#### Available data
++++++++++++++++++++

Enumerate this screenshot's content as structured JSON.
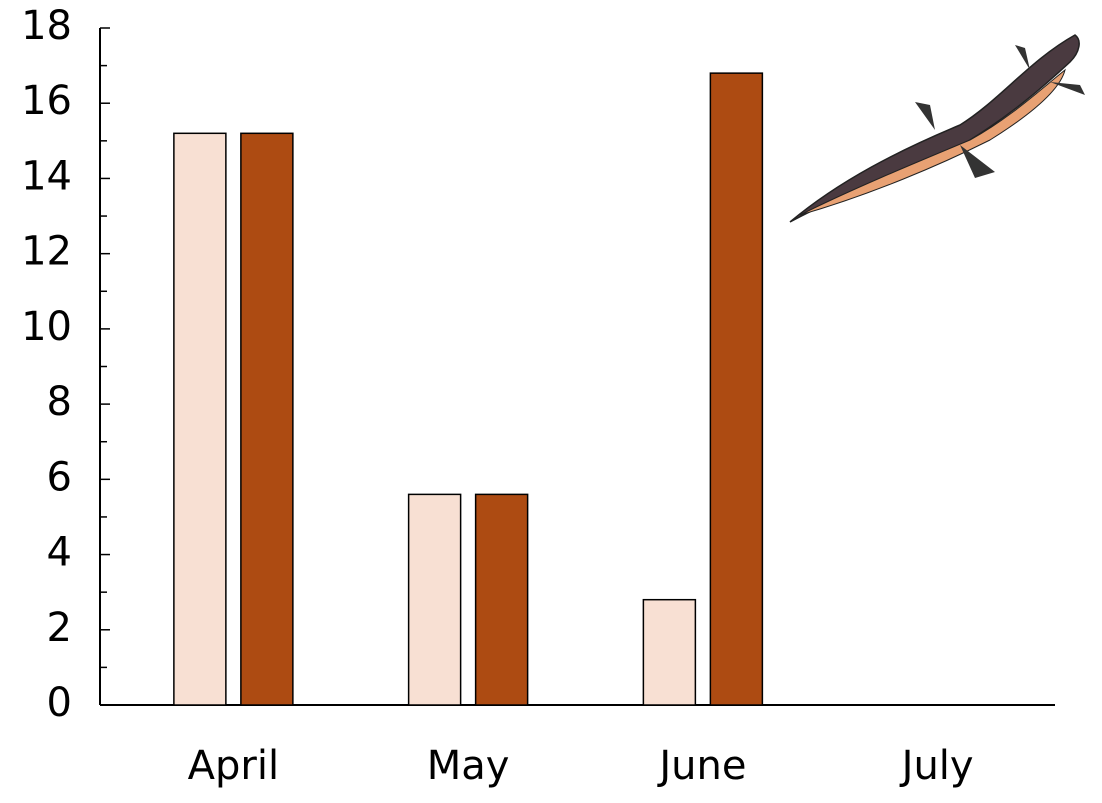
{
  "chart_data": {
    "type": "bar",
    "categories": [
      "April",
      "May",
      "June",
      "July"
    ],
    "series": [
      {
        "color": "#f8e0d3",
        "values": [
          15.2,
          5.6,
          2.8,
          0
        ]
      },
      {
        "color": "#ad4b12",
        "values": [
          15.2,
          5.6,
          16.8,
          0
        ]
      }
    ],
    "ylim": [
      0,
      18
    ],
    "yticks": [
      0,
      2,
      4,
      6,
      8,
      10,
      12,
      14,
      16,
      18
    ],
    "minor_yticks": [
      1,
      3,
      5,
      7,
      9,
      11,
      13,
      15,
      17
    ],
    "grid": false
  }
}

++++++++++++++++++++

#### Task instructions
Leaving the pictures aside, transcribe the entire listing exactly.

#### Full response
Enumerate this screenshot's content as structured JSON.
{
  "chart_data": {
    "type": "bar",
    "categories": [
      "April",
      "May",
      "June",
      "July"
    ],
    "series": [
      {
        "color": "#f8e0d3",
        "values": [
          15.2,
          5.6,
          2.8,
          0
        ]
      },
      {
        "color": "#ad4b12",
        "values": [
          15.2,
          5.6,
          16.8,
          0
        ]
      }
    ],
    "ylim": [
      0,
      18
    ],
    "yticks": [
      0,
      2,
      4,
      6,
      8,
      10,
      12,
      14,
      16,
      18
    ],
    "minor_yticks": [
      1,
      3,
      5,
      7,
      9,
      11,
      13,
      15,
      17
    ],
    "grid": false
  }
}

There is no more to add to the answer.